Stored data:

--- START ---

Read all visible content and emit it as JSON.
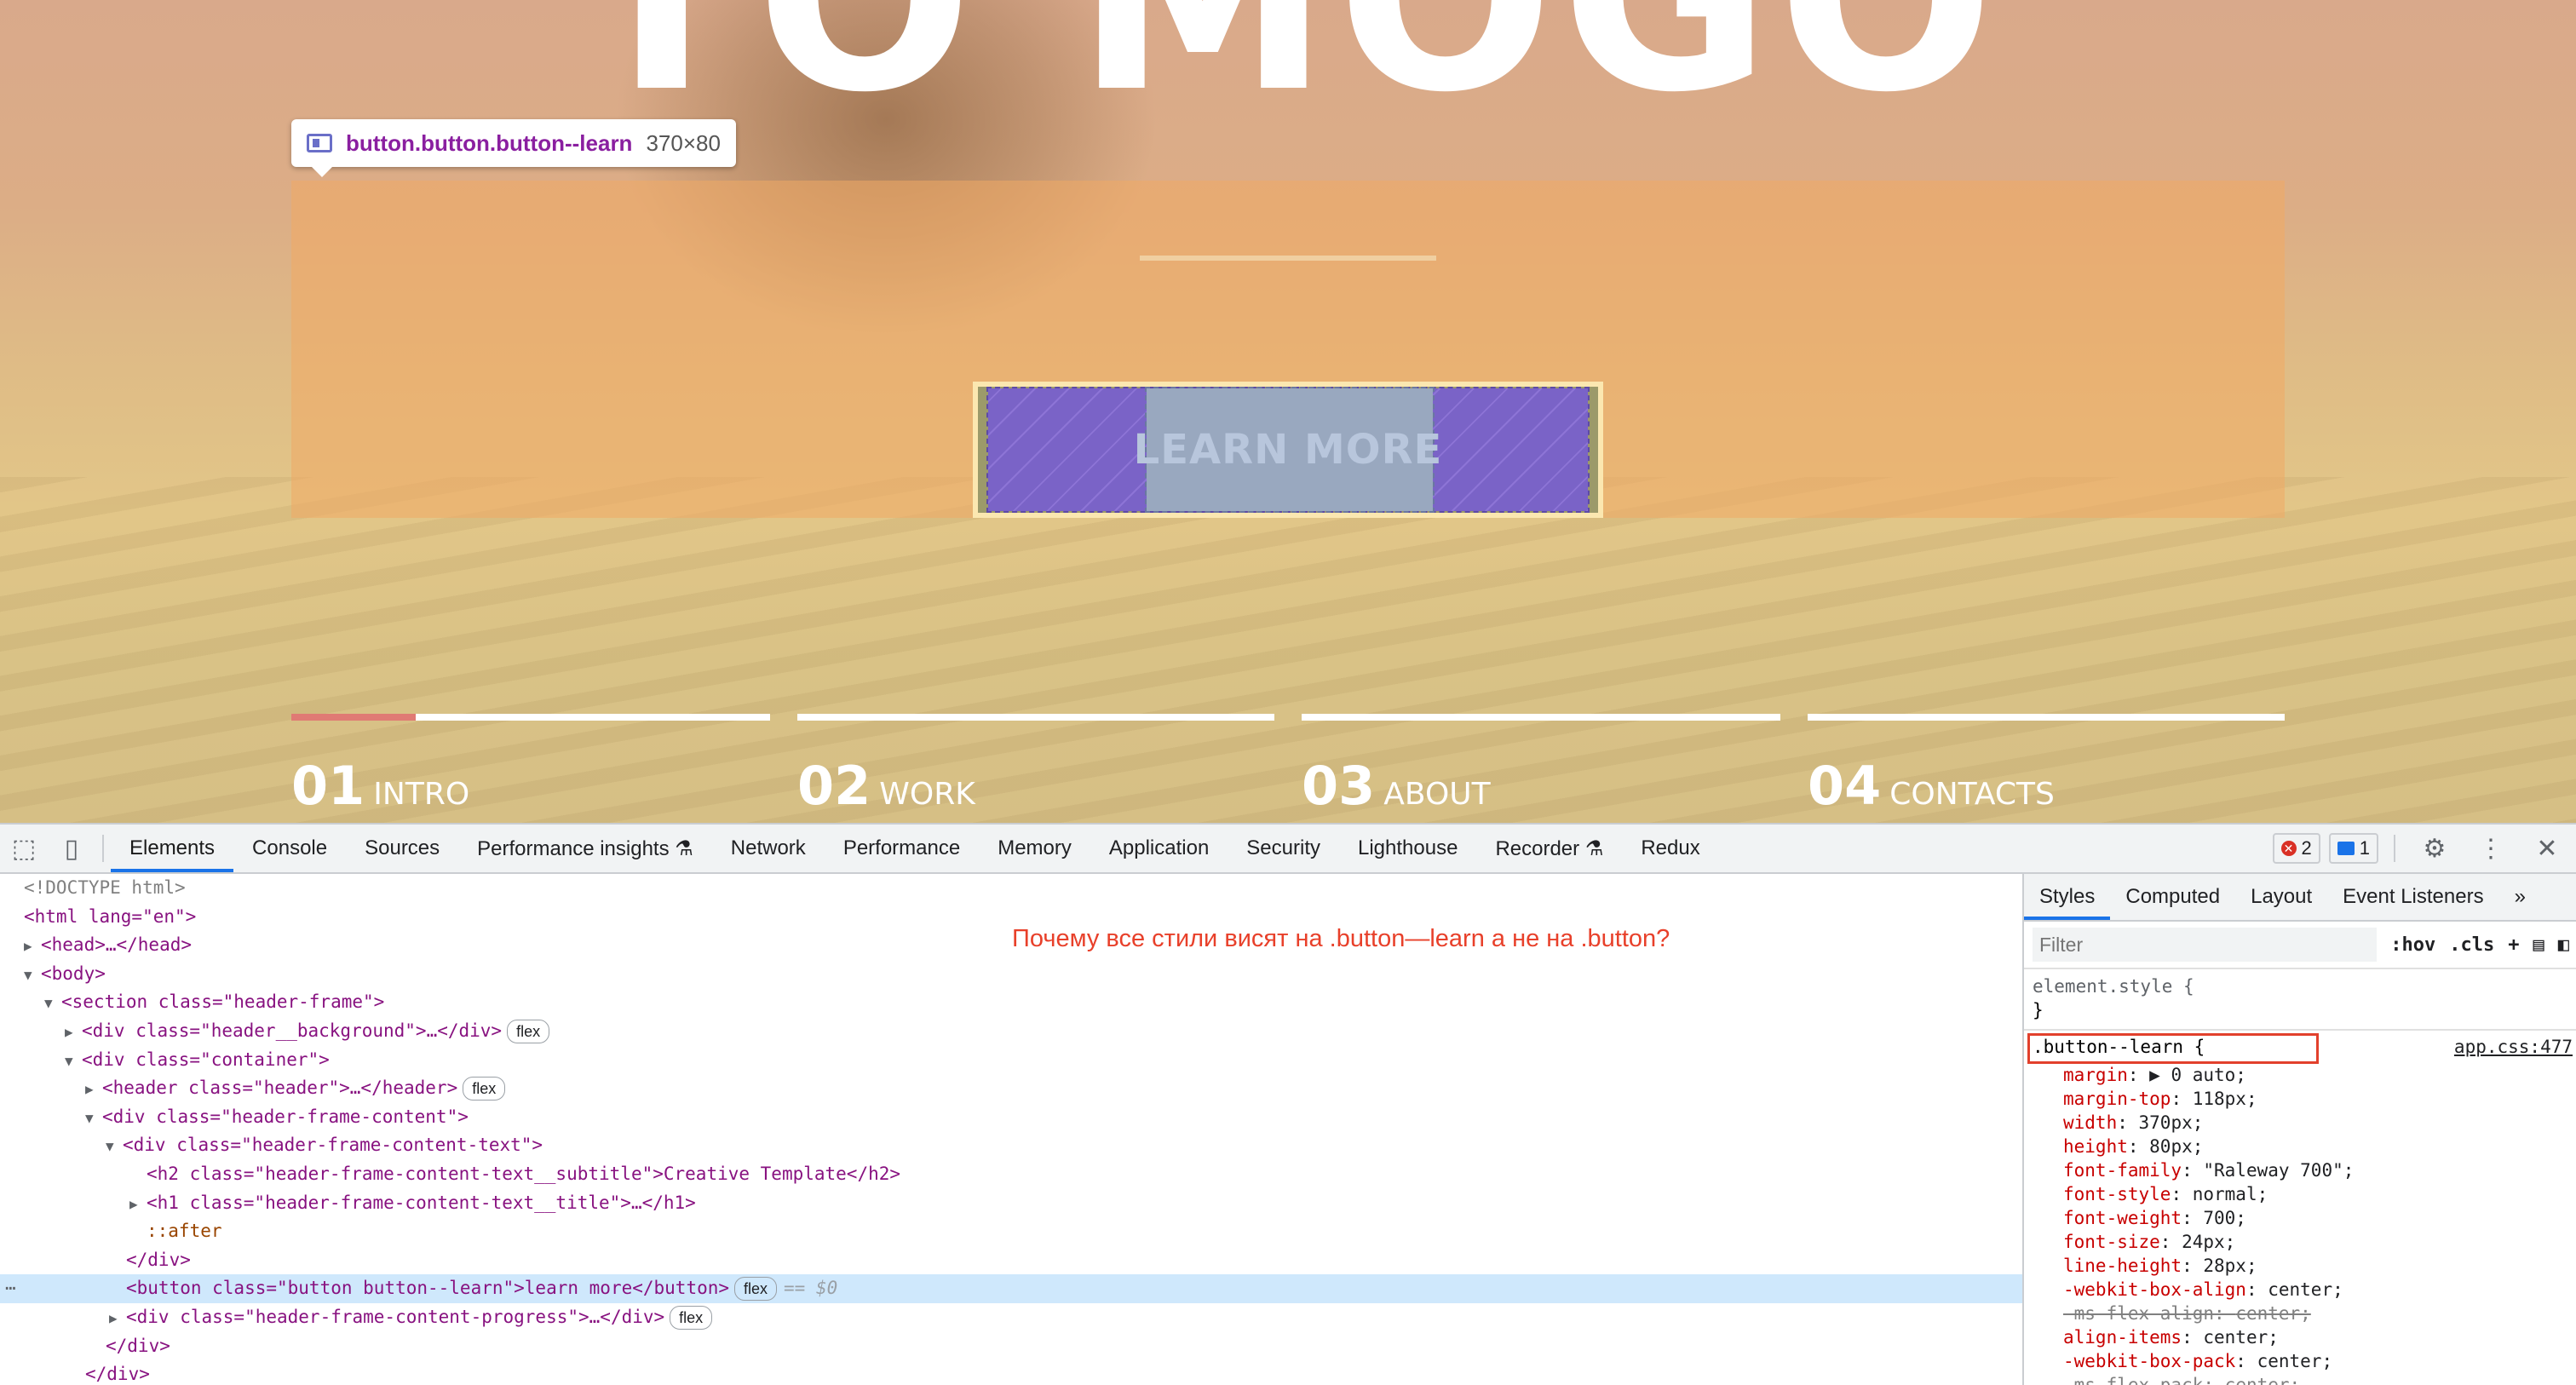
{
  "site": {
    "title": "TO MOGO",
    "button_label": "learn more",
    "tooltip": {
      "selector": "button.button.button--learn",
      "size": "370×80"
    },
    "progress_fill_fraction": 0.26,
    "nav": [
      {
        "num": "01",
        "label": "INTRO"
      },
      {
        "num": "02",
        "label": "WORK"
      },
      {
        "num": "03",
        "label": "ABOUT"
      },
      {
        "num": "04",
        "label": "CONTACTS"
      }
    ]
  },
  "devtools": {
    "tabs": [
      "Elements",
      "Console",
      "Sources",
      "Performance insights ⚗",
      "Network",
      "Performance",
      "Memory",
      "Application",
      "Security",
      "Lighthouse",
      "Recorder ⚗",
      "Redux"
    ],
    "active_tab": "Elements",
    "errors_count": "2",
    "messages_count": "1",
    "annotation": "Почему все стили висят на .button—learn а не на .button?",
    "dom": {
      "doctype": "<!DOCTYPE html>",
      "html_open": "<html lang=\"en\">",
      "head": "<head>…</head>",
      "body_open": "<body>",
      "section": "<section class=\"header-frame\">",
      "background": "<div class=\"header__background\">…</div>",
      "container": "<div class=\"container\">",
      "header": "<header class=\"header\">…</header>",
      "content": "<div class=\"header-frame-content\">",
      "content_text": "<div class=\"header-frame-content-text\">",
      "subtitle": "<h2 class=\"header-frame-content-text__subtitle\">Creative Template</h2>",
      "title": "<h1 class=\"header-frame-content-text__title\">…</h1>",
      "after": "::after",
      "div_close": "</div>",
      "button": "<button class=\"button button--learn\">learn more</button>",
      "progress": "<div class=\"header-frame-content-progress\">…</div>",
      "div_close_2": "</div>",
      "div_close_3": "</div>",
      "flex_badge": "flex",
      "eq_marker": "== $0"
    },
    "styles_tabs": [
      "Styles",
      "Computed",
      "Layout",
      "Event Listeners",
      "»"
    ],
    "filter_placeholder": "Filter",
    "hov": ":hov",
    "cls": ".cls",
    "element_style": "element.style {",
    "close_brace": "}",
    "rule_selector": ".button--learn {",
    "rule_source": "app.css:477",
    "declarations": [
      {
        "prop": "margin",
        "value": "▶ 0 auto;",
        "struck": false
      },
      {
        "prop": "margin-top",
        "value": "118px;",
        "struck": false
      },
      {
        "prop": "width",
        "value": "370px;",
        "struck": false
      },
      {
        "prop": "height",
        "value": "80px;",
        "struck": false
      },
      {
        "prop": "font-family",
        "value": "\"Raleway 700\";",
        "struck": false
      },
      {
        "prop": "font-style",
        "value": "normal;",
        "struck": false
      },
      {
        "prop": "font-weight",
        "value": "700;",
        "struck": false
      },
      {
        "prop": "font-size",
        "value": "24px;",
        "struck": false
      },
      {
        "prop": "line-height",
        "value": "28px;",
        "struck": false
      },
      {
        "prop": "-webkit-box-align",
        "value": "center;",
        "struck": false
      },
      {
        "prop": "-ms-flex-align",
        "value": "center;",
        "struck": true
      },
      {
        "prop": "align-items",
        "value": "center;",
        "struck": false
      },
      {
        "prop": "-webkit-box-pack",
        "value": "center;",
        "struck": false
      },
      {
        "prop": "-ms-flex-pack",
        "value": "center;",
        "struck": true
      }
    ]
  }
}
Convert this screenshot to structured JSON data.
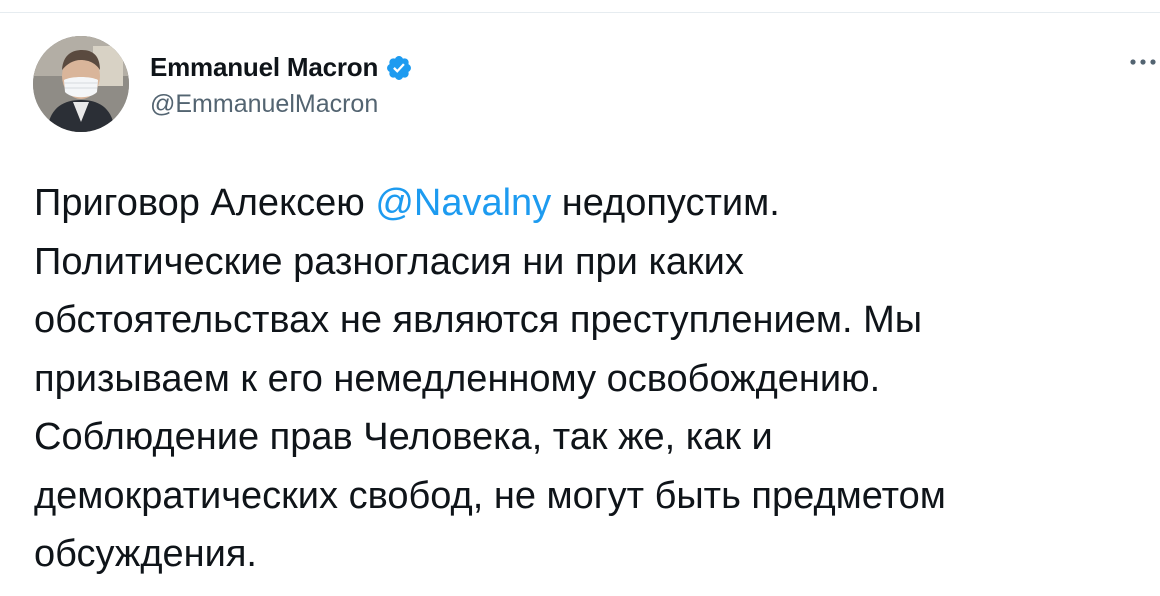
{
  "tweet": {
    "author": {
      "display_name": "Emmanuel Macron",
      "handle": "@EmmanuelMacron",
      "verified": true,
      "avatar_icon": "user-avatar-photo"
    },
    "text_before_mention": "Приговор Алексею ",
    "mention": "@Navalny",
    "text_after_mention": " недопустим.\nПолитические разногласия ни при каких\nобстоятельствах не являются преступлением. Мы\nпризываем к его немедленному освобождению.\nСоблюдение прав Человека, так же, как и\nдемократических свобод, не могут быть предметом\nобсуждения.",
    "more_icon": "more-horizontal-icon"
  },
  "colors": {
    "text": "#0f1419",
    "secondary": "#536471",
    "accent": "#1d9bf0"
  }
}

--- END ---

• [AIM] Images do not belong in the copy; reproduce all other parts of the records above verbatim.

• [FULL OUTPUT]
Read all visible content and emit it as JSON.
{
  "site": {
    "title": "TO MOGO",
    "button_label": "learn more",
    "tooltip": {
      "selector": "button.button.button--learn",
      "size": "370×80"
    },
    "progress_fill_fraction": 0.26,
    "nav": [
      {
        "num": "01",
        "label": "INTRO"
      },
      {
        "num": "02",
        "label": "WORK"
      },
      {
        "num": "03",
        "label": "ABOUT"
      },
      {
        "num": "04",
        "label": "CONTACTS"
      }
    ]
  },
  "devtools": {
    "tabs": [
      "Elements",
      "Console",
      "Sources",
      "Performance insights ⚗",
      "Network",
      "Performance",
      "Memory",
      "Application",
      "Security",
      "Lighthouse",
      "Recorder ⚗",
      "Redux"
    ],
    "active_tab": "Elements",
    "errors_count": "2",
    "messages_count": "1",
    "annotation": "Почему все стили висят на .button—learn а не на .button?",
    "dom": {
      "doctype": "<!DOCTYPE html>",
      "html_open": "<html lang=\"en\">",
      "head": "<head>…</head>",
      "body_open": "<body>",
      "section": "<section class=\"header-frame\">",
      "background": "<div class=\"header__background\">…</div>",
      "container": "<div class=\"container\">",
      "header": "<header class=\"header\">…</header>",
      "content": "<div class=\"header-frame-content\">",
      "content_text": "<div class=\"header-frame-content-text\">",
      "subtitle": "<h2 class=\"header-frame-content-text__subtitle\">Creative Template</h2>",
      "title": "<h1 class=\"header-frame-content-text__title\">…</h1>",
      "after": "::after",
      "div_close": "</div>",
      "button": "<button class=\"button button--learn\">learn more</button>",
      "progress": "<div class=\"header-frame-content-progress\">…</div>",
      "div_close_2": "</div>",
      "div_close_3": "</div>",
      "flex_badge": "flex",
      "eq_marker": "== $0"
    },
    "styles_tabs": [
      "Styles",
      "Computed",
      "Layout",
      "Event Listeners",
      "»"
    ],
    "filter_placeholder": "Filter",
    "hov": ":hov",
    "cls": ".cls",
    "element_style": "element.style {",
    "close_brace": "}",
    "rule_selector": ".button--learn {",
    "rule_source": "app.css:477",
    "declarations": [
      {
        "prop": "margin",
        "value": "▶ 0 auto;",
        "struck": false
      },
      {
        "prop": "margin-top",
        "value": "118px;",
        "struck": false
      },
      {
        "prop": "width",
        "value": "370px;",
        "struck": false
      },
      {
        "prop": "height",
        "value": "80px;",
        "struck": false
      },
      {
        "prop": "font-family",
        "value": "\"Raleway 700\";",
        "struck": false
      },
      {
        "prop": "font-style",
        "value": "normal;",
        "struck": false
      },
      {
        "prop": "font-weight",
        "value": "700;",
        "struck": false
      },
      {
        "prop": "font-size",
        "value": "24px;",
        "struck": false
      },
      {
        "prop": "line-height",
        "value": "28px;",
        "struck": false
      },
      {
        "prop": "-webkit-box-align",
        "value": "center;",
        "struck": false
      },
      {
        "prop": "-ms-flex-align",
        "value": "center;",
        "struck": true
      },
      {
        "prop": "align-items",
        "value": "center;",
        "struck": false
      },
      {
        "prop": "-webkit-box-pack",
        "value": "center;",
        "struck": false
      },
      {
        "prop": "-ms-flex-pack",
        "value": "center;",
        "struck": true
      }
    ]
  }
}
Convert this screenshot to structured JSON data.
{
  "tweet": {
    "author": {
      "display_name": "Emmanuel Macron",
      "handle": "@EmmanuelMacron",
      "verified": true,
      "avatar_icon": "user-avatar-photo"
    },
    "text_before_mention": "Приговор Алексею ",
    "mention": "@Navalny",
    "text_after_mention": " недопустим.\nПолитические разногласия ни при каких\nобстоятельствах не являются преступлением. Мы\nпризываем к его немедленному освобождению.\nСоблюдение прав Человека, так же, как и\nдемократических свобод, не могут быть предметом\nобсуждения.",
    "more_icon": "more-horizontal-icon"
  },
  "colors": {
    "text": "#0f1419",
    "secondary": "#536471",
    "accent": "#1d9bf0"
  }
}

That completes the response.